■ Task
Print out every record exactly as it appears.
***** Data for the task
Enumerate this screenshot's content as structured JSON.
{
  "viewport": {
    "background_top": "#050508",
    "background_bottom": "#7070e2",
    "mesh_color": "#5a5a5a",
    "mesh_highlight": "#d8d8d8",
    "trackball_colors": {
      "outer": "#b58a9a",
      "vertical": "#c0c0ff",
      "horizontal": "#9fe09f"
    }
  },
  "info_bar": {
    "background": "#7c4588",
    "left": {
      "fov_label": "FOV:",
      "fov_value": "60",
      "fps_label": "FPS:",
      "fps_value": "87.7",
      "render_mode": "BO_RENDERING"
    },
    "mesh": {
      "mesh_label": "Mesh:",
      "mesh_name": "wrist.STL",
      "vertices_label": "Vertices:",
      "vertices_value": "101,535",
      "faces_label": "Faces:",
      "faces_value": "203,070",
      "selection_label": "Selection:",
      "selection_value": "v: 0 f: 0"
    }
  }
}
**********
■ Solution to this exercise
Enumerate this screenshot's content as structured JSON.
{
  "viewport": {
    "background_top": "#050508",
    "background_bottom": "#7070e2",
    "mesh_color": "#5a5a5a",
    "mesh_highlight": "#d8d8d8",
    "trackball_colors": {
      "outer": "#b58a9a",
      "vertical": "#c0c0ff",
      "horizontal": "#9fe09f"
    }
  },
  "info_bar": {
    "background": "#7c4588",
    "left": {
      "fov_label": "FOV:",
      "fov_value": "60",
      "fps_label": "FPS:",
      "fps_value": "87.7",
      "render_mode": "BO_RENDERING"
    },
    "mesh": {
      "mesh_label": "Mesh:",
      "mesh_name": "wrist.STL",
      "vertices_label": "Vertices:",
      "vertices_value": "101,535",
      "faces_label": "Faces:",
      "faces_value": "203,070",
      "selection_label": "Selection:",
      "selection_value": "v: 0 f: 0"
    }
  }
}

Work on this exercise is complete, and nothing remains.